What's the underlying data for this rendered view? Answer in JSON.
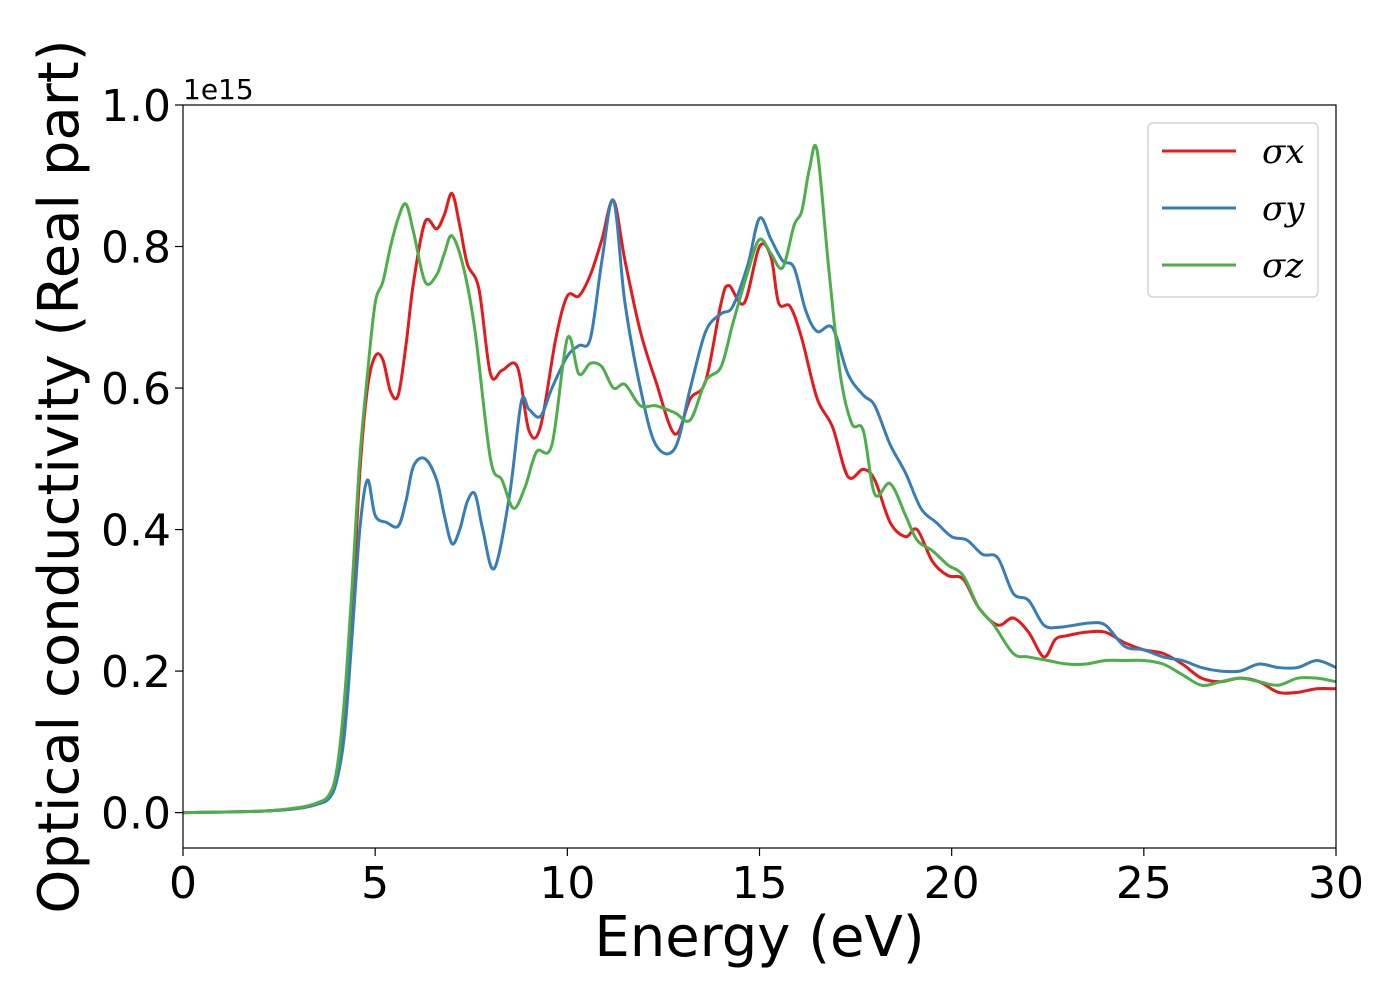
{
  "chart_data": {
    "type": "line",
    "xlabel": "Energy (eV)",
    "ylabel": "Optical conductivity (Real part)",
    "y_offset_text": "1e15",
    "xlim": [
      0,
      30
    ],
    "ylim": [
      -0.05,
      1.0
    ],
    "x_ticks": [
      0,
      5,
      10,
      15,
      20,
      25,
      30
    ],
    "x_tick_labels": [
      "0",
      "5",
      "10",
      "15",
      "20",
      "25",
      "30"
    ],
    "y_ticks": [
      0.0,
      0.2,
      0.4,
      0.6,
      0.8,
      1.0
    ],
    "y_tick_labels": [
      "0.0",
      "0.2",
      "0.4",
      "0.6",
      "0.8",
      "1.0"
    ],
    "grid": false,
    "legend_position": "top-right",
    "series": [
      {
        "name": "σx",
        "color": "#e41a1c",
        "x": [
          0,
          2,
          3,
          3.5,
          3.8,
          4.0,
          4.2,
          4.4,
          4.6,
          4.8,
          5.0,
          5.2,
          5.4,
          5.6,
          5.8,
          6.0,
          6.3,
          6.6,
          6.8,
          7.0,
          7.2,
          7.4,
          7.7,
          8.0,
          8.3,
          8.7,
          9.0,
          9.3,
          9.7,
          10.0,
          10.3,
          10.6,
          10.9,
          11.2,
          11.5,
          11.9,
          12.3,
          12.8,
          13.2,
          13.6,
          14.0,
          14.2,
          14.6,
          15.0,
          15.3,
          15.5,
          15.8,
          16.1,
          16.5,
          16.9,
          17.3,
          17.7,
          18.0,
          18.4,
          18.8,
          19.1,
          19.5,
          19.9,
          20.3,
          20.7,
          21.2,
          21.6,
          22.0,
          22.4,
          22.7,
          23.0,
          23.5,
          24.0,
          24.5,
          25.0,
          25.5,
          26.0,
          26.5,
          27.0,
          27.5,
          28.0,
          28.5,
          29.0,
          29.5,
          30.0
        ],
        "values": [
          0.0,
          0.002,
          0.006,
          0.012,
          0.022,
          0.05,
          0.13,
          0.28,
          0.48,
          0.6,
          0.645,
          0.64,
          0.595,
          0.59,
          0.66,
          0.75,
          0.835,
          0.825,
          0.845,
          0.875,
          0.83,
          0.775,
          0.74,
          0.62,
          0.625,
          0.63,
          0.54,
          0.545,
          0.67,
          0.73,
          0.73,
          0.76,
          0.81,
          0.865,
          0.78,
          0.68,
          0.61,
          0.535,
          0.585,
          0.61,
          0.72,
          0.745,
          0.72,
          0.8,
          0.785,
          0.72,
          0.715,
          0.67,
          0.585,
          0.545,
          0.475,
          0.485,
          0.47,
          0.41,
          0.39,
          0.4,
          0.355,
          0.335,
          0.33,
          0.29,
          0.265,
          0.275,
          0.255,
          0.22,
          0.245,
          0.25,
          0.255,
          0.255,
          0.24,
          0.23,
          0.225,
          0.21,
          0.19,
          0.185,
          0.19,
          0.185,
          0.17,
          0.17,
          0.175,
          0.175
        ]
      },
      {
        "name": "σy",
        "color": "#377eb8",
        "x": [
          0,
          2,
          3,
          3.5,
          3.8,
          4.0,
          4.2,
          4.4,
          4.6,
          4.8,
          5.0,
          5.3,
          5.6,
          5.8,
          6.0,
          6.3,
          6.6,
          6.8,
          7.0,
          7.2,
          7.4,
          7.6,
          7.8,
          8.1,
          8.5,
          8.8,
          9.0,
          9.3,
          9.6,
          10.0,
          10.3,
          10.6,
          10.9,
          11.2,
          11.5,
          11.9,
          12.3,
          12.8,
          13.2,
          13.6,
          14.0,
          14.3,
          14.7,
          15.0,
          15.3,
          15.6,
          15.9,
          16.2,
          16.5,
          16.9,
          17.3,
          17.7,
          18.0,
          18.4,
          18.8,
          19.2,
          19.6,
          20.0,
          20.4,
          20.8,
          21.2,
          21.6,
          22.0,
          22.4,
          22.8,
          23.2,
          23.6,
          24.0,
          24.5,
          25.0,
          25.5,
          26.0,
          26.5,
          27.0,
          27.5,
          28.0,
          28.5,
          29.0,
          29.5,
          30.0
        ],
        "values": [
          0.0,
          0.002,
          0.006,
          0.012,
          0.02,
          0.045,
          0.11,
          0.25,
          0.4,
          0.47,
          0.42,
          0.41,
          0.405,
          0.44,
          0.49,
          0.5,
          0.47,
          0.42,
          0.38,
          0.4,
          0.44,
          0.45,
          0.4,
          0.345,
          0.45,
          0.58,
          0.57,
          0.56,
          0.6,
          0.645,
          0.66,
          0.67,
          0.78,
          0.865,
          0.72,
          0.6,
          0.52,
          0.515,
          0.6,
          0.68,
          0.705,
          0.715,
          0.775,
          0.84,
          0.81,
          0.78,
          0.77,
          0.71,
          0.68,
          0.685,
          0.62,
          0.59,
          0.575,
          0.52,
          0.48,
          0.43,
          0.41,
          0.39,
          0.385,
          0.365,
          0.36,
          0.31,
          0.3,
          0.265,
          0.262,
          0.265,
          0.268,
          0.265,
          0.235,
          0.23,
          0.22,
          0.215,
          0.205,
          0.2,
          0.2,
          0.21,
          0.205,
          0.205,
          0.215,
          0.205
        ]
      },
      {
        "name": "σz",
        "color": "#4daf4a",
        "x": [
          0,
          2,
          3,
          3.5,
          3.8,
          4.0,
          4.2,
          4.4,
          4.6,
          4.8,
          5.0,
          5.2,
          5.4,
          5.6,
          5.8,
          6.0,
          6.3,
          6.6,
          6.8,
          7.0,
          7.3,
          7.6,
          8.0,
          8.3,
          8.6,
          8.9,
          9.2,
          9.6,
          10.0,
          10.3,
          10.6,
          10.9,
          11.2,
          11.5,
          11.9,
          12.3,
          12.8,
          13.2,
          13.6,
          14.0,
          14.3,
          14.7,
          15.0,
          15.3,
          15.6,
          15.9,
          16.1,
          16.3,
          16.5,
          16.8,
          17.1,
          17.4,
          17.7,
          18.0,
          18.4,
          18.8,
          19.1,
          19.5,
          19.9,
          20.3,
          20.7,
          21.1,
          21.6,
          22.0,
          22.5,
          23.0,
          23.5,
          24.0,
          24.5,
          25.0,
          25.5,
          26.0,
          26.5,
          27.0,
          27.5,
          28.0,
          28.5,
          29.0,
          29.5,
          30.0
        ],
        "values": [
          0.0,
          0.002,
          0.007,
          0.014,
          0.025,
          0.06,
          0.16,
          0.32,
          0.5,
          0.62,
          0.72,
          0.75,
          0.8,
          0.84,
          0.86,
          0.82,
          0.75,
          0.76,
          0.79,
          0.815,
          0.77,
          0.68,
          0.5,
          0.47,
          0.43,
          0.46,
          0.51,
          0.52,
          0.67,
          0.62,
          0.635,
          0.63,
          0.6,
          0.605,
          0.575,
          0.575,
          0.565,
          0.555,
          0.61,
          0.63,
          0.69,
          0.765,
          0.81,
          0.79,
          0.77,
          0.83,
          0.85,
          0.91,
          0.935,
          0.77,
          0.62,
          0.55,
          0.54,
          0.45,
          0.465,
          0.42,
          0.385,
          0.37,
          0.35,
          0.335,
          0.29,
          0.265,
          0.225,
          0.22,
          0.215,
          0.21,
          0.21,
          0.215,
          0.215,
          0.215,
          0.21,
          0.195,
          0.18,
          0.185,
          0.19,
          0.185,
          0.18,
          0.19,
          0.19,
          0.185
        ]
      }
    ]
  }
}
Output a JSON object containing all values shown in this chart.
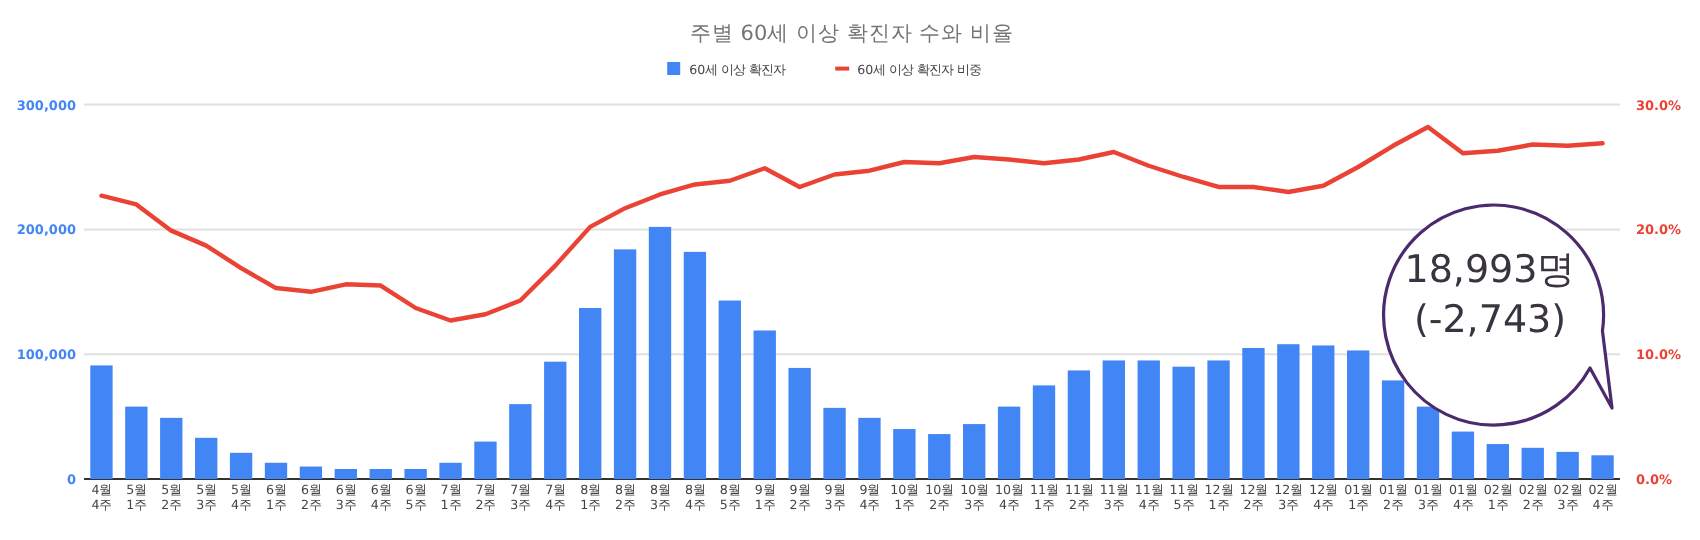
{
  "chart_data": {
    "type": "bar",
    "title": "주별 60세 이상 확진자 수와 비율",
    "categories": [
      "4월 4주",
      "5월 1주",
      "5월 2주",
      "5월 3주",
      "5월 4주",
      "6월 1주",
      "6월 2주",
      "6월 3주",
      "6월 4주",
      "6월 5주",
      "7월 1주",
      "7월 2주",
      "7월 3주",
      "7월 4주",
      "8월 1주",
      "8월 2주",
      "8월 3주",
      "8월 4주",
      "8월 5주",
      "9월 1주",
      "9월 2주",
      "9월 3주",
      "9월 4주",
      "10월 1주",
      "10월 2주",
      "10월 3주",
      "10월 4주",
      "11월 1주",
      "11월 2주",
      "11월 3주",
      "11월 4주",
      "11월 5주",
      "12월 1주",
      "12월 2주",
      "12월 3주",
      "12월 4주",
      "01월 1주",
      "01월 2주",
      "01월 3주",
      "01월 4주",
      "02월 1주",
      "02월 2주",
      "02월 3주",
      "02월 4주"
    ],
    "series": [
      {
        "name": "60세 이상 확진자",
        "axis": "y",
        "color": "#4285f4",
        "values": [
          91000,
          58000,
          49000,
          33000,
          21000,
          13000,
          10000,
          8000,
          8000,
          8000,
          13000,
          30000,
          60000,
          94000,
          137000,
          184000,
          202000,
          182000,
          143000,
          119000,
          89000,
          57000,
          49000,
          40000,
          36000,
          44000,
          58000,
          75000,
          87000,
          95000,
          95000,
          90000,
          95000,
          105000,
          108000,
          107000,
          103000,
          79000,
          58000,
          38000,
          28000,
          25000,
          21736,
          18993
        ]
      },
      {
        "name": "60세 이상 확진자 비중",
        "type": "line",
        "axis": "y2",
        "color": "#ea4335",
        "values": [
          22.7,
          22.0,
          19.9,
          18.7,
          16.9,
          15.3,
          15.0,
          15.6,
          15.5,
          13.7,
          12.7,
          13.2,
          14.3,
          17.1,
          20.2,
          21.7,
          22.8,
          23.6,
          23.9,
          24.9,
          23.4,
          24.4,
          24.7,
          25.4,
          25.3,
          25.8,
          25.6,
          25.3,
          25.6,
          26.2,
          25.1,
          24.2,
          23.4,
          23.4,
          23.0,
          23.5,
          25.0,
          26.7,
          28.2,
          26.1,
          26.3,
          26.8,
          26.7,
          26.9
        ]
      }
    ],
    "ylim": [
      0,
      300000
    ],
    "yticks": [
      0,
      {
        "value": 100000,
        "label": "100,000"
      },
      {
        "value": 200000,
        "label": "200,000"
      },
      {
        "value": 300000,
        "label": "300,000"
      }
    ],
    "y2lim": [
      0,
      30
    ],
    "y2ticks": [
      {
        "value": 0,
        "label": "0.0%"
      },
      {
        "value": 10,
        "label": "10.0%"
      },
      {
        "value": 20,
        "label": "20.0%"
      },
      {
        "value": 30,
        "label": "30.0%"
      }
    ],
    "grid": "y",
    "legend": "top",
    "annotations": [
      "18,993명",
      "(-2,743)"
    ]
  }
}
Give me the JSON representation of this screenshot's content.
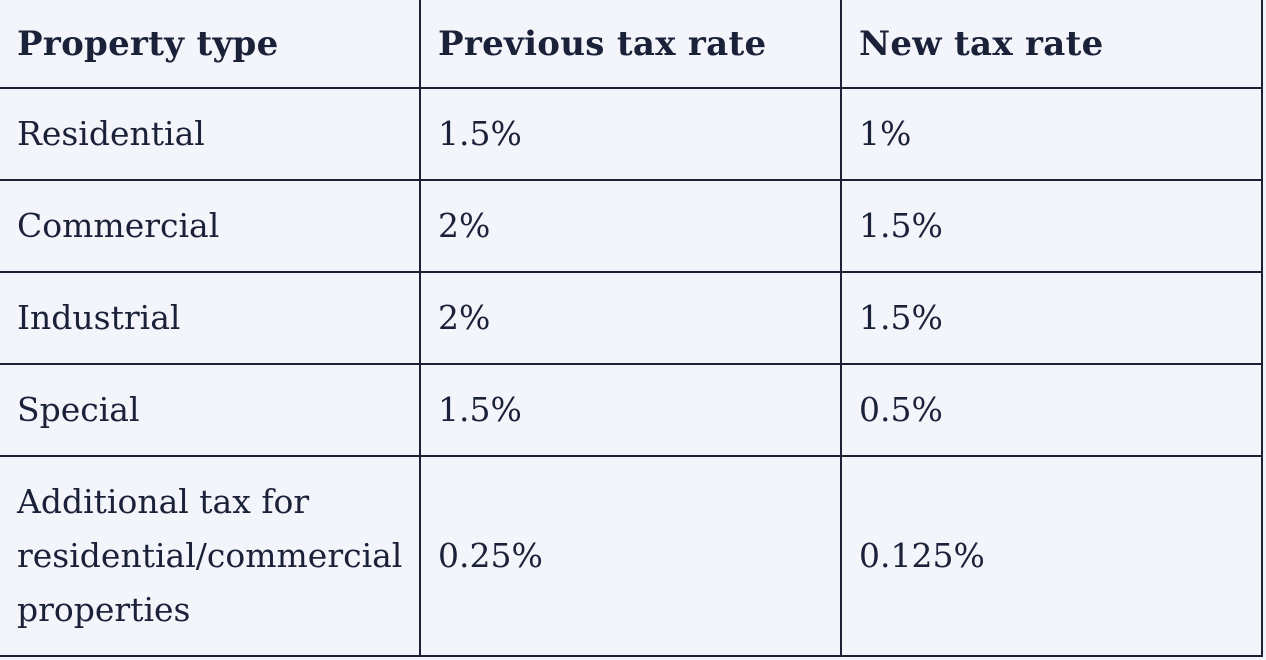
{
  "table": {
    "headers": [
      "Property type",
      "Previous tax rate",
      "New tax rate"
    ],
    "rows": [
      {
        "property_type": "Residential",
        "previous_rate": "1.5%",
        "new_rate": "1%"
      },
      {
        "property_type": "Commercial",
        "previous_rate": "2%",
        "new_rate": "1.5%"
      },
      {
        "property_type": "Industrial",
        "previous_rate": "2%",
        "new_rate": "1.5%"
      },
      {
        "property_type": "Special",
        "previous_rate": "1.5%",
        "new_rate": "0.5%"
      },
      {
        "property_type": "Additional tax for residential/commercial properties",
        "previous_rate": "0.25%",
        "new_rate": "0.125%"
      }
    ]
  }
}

__________

Task brief:
Extract exactly the lines above from the line containing "Give me the" through the last one, both ends included, but not the pictures.

Solution for this exercise:
Give me the JSON representation of this screenshot's content.
{
  "table": {
    "headers": [
      "Property type",
      "Previous tax rate",
      "New tax rate"
    ],
    "rows": [
      {
        "property_type": "Residential",
        "previous_rate": "1.5%",
        "new_rate": "1%"
      },
      {
        "property_type": "Commercial",
        "previous_rate": "2%",
        "new_rate": "1.5%"
      },
      {
        "property_type": "Industrial",
        "previous_rate": "2%",
        "new_rate": "1.5%"
      },
      {
        "property_type": "Special",
        "previous_rate": "1.5%",
        "new_rate": "0.5%"
      },
      {
        "property_type": "Additional tax for residential/commercial properties",
        "previous_rate": "0.25%",
        "new_rate": "0.125%"
      }
    ]
  }
}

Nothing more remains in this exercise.